[EXERCISE] Rewrite all of the rows below, swapping every "Bust Size" for "Chest Size" and leaving everything else unchanged.

Records from a data collection

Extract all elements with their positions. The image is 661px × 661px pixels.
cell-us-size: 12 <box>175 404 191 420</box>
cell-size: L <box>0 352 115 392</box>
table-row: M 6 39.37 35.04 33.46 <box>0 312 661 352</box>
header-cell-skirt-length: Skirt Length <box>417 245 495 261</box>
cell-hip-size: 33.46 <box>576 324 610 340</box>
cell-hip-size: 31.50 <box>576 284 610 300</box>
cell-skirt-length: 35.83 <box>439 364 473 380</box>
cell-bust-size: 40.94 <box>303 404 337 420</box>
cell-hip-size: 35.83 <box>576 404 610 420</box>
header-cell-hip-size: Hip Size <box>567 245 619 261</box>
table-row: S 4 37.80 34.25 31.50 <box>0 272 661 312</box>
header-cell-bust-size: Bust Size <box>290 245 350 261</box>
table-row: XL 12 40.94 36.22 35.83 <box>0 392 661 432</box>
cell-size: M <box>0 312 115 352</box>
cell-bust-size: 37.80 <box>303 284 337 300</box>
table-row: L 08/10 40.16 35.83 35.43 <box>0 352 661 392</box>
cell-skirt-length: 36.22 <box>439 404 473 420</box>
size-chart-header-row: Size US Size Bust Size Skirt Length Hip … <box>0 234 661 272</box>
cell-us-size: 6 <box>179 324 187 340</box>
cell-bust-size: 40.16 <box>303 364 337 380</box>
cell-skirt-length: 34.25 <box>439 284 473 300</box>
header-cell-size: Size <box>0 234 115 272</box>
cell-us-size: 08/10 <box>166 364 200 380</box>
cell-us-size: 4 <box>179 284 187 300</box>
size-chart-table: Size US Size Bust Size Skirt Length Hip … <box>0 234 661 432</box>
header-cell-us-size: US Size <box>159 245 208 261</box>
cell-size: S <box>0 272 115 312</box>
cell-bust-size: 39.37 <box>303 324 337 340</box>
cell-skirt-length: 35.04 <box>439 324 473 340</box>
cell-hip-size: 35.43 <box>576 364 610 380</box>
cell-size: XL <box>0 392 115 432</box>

[SOLUTION TO THE PROBLEM]
Extract all elements with their positions. The image is 661px × 661px pixels.
cell-us-size: 12 <box>175 404 191 420</box>
cell-size: L <box>0 352 115 392</box>
table-row: M 6 39.37 35.04 33.46 <box>0 312 661 352</box>
header-cell-skirt-length: Skirt Length <box>417 245 495 261</box>
cell-hip-size: 33.46 <box>576 324 610 340</box>
cell-hip-size: 31.50 <box>576 284 610 300</box>
cell-skirt-length: 35.83 <box>439 364 473 380</box>
cell-bust-size: 40.94 <box>303 404 337 420</box>
cell-hip-size: 35.83 <box>576 404 610 420</box>
header-cell-hip-size: Hip Size <box>567 245 619 261</box>
table-row: S 4 37.80 34.25 31.50 <box>0 272 661 312</box>
header-cell-bust-size: Chest Size <box>290 245 350 261</box>
table-row: XL 12 40.94 36.22 35.83 <box>0 392 661 432</box>
cell-size: M <box>0 312 115 352</box>
cell-bust-size: 37.80 <box>303 284 337 300</box>
table-row: L 08/10 40.16 35.83 35.43 <box>0 352 661 392</box>
cell-skirt-length: 36.22 <box>439 404 473 420</box>
size-chart-header-row: Size US Size Chest Size Skirt Length Hip … <box>0 234 661 272</box>
cell-us-size: 6 <box>179 324 187 340</box>
cell-bust-size: 40.16 <box>303 364 337 380</box>
cell-skirt-length: 34.25 <box>439 284 473 300</box>
header-cell-size: Size <box>0 234 115 272</box>
cell-us-size: 08/10 <box>166 364 200 380</box>
cell-us-size: 4 <box>179 284 187 300</box>
size-chart-table: Size US Size Chest Size Skirt Length Hip … <box>0 234 661 432</box>
header-cell-us-size: US Size <box>159 245 208 261</box>
cell-size: S <box>0 272 115 312</box>
cell-bust-size: 39.37 <box>303 324 337 340</box>
cell-skirt-length: 35.04 <box>439 324 473 340</box>
cell-hip-size: 35.43 <box>576 364 610 380</box>
cell-size: XL <box>0 392 115 432</box>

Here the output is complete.